THE TASK:
Which lines in the records below contain the word "name"? Copy each of them.

(Data items)
▼
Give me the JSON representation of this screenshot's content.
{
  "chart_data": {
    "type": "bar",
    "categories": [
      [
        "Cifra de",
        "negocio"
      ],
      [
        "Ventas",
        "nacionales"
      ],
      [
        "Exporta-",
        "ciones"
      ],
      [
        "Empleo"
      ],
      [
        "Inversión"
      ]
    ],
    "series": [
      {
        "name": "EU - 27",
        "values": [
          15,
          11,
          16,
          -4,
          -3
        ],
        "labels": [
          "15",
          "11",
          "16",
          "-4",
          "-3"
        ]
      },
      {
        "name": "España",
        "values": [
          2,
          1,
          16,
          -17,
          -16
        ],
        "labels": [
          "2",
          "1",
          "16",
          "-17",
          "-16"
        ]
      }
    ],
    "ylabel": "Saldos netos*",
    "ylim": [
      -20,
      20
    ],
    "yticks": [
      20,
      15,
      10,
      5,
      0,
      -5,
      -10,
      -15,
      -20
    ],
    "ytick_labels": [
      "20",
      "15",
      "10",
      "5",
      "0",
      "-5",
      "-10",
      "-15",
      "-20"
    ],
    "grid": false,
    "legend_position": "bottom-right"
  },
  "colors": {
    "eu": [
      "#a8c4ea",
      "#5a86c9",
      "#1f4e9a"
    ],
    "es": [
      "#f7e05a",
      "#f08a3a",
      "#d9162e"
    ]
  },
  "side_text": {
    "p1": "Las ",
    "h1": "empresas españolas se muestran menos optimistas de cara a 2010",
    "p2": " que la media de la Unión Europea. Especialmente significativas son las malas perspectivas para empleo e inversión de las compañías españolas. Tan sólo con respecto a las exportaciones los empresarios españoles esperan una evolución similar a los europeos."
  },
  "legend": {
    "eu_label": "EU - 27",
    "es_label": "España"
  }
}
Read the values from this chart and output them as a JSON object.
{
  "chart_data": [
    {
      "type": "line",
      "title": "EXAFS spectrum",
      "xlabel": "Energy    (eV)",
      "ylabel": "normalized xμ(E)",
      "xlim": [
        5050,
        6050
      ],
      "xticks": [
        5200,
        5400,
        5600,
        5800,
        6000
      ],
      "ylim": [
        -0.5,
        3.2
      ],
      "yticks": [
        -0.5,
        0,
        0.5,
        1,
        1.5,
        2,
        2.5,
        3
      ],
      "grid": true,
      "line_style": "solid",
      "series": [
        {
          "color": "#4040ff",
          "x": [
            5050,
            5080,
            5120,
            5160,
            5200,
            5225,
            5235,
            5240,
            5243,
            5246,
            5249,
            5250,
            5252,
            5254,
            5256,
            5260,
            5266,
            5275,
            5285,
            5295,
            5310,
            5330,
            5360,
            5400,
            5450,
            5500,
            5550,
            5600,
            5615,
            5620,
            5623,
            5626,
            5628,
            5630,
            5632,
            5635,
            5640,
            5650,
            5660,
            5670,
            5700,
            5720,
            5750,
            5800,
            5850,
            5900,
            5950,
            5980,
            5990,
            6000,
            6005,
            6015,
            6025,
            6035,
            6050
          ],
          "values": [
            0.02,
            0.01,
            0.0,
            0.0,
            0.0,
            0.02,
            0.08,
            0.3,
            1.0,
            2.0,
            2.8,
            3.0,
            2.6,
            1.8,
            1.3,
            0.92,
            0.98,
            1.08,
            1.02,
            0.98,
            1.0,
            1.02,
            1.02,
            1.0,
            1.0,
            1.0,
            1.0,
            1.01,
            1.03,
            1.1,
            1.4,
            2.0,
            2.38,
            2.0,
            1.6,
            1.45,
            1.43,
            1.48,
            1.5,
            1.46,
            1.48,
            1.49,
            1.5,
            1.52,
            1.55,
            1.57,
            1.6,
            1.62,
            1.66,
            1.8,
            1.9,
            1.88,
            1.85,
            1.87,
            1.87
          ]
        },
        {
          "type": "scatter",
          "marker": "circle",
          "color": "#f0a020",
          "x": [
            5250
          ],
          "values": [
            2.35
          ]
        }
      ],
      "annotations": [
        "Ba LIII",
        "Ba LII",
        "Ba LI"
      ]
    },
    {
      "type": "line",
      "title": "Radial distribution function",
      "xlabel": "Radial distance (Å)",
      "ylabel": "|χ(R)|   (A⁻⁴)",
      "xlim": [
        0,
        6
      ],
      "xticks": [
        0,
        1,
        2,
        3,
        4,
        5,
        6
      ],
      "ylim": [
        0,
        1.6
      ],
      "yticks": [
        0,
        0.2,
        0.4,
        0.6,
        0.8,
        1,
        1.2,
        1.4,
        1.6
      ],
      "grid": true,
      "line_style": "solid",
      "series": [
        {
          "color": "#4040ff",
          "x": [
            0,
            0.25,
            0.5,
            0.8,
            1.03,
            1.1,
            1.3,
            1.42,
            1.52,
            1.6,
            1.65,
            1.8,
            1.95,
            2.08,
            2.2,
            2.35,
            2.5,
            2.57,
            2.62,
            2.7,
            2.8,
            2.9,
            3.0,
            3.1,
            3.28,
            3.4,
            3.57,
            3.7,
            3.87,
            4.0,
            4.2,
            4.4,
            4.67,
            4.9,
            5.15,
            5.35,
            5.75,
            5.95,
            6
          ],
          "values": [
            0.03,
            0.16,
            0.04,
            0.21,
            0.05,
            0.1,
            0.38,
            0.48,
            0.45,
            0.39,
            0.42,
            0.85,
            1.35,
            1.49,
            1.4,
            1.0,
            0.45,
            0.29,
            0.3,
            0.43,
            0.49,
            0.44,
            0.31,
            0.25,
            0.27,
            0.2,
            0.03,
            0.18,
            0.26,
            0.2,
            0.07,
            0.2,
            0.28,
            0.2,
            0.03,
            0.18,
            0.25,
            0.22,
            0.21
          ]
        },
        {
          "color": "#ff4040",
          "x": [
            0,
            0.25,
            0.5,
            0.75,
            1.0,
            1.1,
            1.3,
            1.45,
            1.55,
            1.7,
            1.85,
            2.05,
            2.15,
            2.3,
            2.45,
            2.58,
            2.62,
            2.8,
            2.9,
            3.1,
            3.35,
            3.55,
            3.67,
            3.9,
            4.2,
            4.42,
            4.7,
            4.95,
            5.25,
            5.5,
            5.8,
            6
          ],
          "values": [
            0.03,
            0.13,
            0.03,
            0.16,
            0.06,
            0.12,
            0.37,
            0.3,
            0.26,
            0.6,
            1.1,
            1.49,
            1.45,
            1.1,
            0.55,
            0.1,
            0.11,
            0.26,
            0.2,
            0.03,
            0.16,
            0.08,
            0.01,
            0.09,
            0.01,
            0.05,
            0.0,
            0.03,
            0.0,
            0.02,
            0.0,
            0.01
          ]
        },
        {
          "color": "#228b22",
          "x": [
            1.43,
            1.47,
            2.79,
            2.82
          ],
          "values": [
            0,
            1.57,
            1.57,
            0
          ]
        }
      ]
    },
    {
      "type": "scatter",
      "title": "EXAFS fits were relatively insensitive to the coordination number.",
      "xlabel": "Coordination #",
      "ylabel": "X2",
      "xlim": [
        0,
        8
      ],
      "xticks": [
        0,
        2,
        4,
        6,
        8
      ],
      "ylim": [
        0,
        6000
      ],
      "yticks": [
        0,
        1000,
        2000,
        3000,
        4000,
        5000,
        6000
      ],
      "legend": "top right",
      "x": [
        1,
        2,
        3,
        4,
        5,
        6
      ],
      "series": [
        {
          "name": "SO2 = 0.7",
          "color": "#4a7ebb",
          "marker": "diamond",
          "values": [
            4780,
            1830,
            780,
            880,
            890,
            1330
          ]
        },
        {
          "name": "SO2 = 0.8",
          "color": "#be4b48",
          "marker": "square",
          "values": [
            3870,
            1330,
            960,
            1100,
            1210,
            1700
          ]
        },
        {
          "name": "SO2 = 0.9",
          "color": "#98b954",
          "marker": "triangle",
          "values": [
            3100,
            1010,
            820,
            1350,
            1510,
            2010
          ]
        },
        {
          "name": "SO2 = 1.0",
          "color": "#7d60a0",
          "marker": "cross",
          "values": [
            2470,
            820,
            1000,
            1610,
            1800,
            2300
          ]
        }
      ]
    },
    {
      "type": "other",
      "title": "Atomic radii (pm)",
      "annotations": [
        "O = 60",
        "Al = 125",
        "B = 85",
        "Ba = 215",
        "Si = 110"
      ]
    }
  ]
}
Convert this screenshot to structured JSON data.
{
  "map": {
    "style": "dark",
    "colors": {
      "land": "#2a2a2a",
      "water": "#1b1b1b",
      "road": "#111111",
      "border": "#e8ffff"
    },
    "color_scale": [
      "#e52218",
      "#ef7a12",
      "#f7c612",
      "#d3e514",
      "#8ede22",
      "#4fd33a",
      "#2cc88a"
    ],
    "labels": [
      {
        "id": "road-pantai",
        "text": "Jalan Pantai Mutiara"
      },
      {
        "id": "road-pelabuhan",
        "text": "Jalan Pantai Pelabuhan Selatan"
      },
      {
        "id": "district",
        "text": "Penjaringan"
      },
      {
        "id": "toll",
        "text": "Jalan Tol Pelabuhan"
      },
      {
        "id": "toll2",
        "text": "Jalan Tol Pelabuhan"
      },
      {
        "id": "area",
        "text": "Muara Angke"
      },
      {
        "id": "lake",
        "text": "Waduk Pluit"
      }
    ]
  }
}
▲
EXERCISE OUTPUT:
        "name": "EU - 27",
        "name": "España",
          "name": "SO2 = 0.7",
          "name": "SO2 = 0.8",
          "name": "SO2 = 0.9",
          "name": "SO2 = 1.0",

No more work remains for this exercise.